··· Supplied entries

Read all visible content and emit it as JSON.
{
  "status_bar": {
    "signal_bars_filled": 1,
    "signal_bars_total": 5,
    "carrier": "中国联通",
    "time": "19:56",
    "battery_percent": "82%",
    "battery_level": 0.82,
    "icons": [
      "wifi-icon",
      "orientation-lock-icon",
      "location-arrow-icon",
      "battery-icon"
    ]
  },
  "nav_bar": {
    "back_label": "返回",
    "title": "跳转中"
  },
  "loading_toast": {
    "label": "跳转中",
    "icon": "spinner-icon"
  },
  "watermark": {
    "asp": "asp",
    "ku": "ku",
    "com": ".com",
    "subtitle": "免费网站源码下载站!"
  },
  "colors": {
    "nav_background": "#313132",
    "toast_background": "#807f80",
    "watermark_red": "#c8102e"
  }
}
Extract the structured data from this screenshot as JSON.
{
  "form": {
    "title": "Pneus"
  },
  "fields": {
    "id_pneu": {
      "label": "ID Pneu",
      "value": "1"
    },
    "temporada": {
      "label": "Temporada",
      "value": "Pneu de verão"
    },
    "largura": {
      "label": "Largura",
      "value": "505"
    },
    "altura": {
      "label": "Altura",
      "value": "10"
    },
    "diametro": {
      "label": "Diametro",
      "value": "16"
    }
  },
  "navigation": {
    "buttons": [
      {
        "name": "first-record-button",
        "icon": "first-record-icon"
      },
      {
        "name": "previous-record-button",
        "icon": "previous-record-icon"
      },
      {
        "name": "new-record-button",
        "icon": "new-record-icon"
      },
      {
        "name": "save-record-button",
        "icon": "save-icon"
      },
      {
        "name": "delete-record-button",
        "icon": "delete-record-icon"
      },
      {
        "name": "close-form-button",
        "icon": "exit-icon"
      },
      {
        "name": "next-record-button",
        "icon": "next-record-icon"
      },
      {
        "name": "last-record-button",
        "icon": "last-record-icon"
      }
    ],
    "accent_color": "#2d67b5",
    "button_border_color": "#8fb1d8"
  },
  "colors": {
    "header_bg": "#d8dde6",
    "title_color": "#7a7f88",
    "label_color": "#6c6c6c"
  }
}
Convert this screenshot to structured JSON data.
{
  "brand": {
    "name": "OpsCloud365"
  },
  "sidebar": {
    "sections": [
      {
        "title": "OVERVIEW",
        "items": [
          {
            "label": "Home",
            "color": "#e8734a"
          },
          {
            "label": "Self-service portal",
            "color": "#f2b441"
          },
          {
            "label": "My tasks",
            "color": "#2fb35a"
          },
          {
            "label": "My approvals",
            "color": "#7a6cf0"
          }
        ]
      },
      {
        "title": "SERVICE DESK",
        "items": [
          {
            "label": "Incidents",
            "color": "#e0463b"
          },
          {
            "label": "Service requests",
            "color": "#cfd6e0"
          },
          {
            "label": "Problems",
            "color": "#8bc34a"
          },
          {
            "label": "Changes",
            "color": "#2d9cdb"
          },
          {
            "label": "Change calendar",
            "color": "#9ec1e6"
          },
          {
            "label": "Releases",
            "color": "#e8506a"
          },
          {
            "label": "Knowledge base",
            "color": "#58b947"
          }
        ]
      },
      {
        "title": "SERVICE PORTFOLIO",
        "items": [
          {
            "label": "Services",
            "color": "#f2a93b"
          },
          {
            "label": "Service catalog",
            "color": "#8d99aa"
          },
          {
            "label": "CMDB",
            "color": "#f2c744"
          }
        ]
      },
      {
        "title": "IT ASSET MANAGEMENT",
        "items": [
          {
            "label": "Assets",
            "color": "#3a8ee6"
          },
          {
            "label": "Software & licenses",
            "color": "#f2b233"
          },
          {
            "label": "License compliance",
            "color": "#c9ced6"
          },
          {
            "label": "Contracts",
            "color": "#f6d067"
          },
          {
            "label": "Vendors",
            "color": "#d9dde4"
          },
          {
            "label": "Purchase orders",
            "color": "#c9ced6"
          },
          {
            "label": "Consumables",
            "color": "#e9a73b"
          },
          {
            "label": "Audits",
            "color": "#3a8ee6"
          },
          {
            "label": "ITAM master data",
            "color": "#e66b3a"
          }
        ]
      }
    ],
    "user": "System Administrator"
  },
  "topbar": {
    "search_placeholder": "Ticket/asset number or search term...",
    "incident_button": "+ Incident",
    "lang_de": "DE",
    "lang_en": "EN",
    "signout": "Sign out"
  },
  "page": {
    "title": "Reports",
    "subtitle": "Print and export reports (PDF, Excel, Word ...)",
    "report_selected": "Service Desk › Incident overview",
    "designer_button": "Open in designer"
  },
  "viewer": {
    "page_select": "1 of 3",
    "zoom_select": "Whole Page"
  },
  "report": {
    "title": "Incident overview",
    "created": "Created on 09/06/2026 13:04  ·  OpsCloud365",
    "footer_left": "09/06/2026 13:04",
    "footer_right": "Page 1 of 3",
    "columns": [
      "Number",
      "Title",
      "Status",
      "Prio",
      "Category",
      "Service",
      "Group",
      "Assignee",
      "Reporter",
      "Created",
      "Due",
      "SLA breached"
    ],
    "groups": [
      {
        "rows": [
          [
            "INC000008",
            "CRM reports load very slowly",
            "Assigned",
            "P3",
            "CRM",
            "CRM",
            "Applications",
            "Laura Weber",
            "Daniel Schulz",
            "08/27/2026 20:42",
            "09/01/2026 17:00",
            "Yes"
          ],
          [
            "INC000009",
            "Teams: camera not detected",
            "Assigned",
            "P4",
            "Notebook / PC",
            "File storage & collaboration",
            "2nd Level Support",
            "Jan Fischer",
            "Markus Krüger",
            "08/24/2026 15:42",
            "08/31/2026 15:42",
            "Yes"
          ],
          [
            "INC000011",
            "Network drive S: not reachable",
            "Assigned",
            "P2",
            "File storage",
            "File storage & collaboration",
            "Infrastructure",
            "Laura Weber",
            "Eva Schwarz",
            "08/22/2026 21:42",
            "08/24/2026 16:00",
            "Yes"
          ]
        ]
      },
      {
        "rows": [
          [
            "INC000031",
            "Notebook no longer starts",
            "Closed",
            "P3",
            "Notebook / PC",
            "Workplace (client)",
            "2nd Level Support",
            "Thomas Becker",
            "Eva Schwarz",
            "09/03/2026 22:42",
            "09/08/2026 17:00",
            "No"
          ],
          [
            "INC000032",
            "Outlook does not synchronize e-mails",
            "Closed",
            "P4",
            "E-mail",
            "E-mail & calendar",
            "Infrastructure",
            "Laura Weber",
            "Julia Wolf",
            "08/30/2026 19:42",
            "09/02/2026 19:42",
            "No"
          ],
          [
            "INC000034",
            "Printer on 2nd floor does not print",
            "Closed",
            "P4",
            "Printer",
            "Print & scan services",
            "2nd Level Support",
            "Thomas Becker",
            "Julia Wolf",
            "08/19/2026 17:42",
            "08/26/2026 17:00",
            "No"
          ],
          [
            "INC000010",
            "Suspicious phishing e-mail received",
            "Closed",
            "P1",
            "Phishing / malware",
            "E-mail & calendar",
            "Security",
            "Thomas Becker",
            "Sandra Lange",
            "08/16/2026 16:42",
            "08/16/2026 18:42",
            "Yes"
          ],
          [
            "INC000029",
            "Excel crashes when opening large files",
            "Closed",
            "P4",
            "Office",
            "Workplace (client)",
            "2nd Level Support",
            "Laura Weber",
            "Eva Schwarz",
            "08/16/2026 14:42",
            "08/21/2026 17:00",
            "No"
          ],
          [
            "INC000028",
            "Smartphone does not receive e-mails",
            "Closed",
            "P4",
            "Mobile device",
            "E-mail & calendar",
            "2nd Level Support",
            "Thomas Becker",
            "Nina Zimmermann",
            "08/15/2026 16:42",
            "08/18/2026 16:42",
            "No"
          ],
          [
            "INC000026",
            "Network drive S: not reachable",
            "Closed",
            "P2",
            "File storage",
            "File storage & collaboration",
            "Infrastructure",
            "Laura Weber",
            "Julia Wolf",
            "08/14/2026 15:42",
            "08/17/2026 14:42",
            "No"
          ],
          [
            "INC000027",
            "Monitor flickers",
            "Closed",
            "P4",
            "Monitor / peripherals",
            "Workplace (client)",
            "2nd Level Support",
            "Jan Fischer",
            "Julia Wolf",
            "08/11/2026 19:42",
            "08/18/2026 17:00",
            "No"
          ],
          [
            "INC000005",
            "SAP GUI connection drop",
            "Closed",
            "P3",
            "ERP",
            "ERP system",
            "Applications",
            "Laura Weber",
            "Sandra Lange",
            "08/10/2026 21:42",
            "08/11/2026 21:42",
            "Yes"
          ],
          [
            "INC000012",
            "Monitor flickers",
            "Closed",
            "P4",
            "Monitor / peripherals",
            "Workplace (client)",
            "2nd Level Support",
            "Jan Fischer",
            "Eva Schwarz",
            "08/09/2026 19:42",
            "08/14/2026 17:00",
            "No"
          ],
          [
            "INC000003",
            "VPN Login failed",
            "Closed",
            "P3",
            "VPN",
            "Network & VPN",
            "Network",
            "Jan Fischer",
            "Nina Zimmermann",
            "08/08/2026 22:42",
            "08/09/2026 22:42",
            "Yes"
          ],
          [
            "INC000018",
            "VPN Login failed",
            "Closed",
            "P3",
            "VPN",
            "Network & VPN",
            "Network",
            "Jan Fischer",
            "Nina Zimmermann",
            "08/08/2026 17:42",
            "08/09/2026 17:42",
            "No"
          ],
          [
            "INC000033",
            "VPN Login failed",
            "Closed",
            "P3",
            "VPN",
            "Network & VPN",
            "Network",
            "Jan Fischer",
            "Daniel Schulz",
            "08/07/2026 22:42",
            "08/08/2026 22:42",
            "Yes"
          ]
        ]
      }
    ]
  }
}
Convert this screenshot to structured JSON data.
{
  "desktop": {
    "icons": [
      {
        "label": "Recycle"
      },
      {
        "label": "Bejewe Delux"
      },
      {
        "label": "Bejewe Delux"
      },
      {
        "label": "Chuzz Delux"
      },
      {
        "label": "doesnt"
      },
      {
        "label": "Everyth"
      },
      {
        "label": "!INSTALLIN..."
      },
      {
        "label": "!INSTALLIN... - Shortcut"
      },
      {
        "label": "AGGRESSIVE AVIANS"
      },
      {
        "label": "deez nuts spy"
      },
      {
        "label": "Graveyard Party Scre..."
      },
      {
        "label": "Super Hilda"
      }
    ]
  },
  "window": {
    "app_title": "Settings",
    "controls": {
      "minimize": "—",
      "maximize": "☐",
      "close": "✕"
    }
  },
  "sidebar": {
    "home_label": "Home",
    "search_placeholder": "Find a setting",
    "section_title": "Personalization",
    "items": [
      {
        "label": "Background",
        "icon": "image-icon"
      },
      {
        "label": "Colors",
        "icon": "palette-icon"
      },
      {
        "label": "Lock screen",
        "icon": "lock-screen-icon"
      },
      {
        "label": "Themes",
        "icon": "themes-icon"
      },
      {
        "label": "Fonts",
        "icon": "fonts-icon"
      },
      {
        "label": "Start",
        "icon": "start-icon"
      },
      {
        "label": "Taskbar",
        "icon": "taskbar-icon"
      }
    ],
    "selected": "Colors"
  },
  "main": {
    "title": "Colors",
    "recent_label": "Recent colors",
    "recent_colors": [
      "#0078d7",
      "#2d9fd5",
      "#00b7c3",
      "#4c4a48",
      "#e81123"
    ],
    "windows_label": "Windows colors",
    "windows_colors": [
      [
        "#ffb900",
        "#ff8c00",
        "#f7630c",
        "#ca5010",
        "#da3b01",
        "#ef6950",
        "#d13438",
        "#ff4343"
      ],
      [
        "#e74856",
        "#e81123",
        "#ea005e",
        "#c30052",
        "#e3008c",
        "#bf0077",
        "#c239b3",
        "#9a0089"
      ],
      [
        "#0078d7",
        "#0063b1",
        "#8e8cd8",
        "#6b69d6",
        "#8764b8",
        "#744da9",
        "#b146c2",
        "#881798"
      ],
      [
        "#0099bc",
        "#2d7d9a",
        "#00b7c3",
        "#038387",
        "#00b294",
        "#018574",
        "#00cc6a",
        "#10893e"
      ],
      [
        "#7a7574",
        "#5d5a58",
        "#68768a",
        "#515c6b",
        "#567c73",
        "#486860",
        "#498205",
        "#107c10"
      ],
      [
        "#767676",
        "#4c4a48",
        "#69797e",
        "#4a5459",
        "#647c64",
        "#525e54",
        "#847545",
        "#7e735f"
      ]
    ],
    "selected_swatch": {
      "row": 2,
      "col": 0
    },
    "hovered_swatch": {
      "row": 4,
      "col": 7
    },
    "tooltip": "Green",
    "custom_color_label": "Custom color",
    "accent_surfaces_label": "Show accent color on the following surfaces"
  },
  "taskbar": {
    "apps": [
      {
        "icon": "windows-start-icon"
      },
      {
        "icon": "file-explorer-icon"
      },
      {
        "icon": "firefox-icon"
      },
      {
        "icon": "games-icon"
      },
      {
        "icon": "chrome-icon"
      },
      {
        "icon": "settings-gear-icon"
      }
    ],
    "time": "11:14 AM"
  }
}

······

Brief:
Wherever "Excel" shows up in a line, copy that line.

Answer to the problem:
    "subtitle": "Print and export reports (PDF, Excel, Word ...)",
            "Excel crashes when opening large files",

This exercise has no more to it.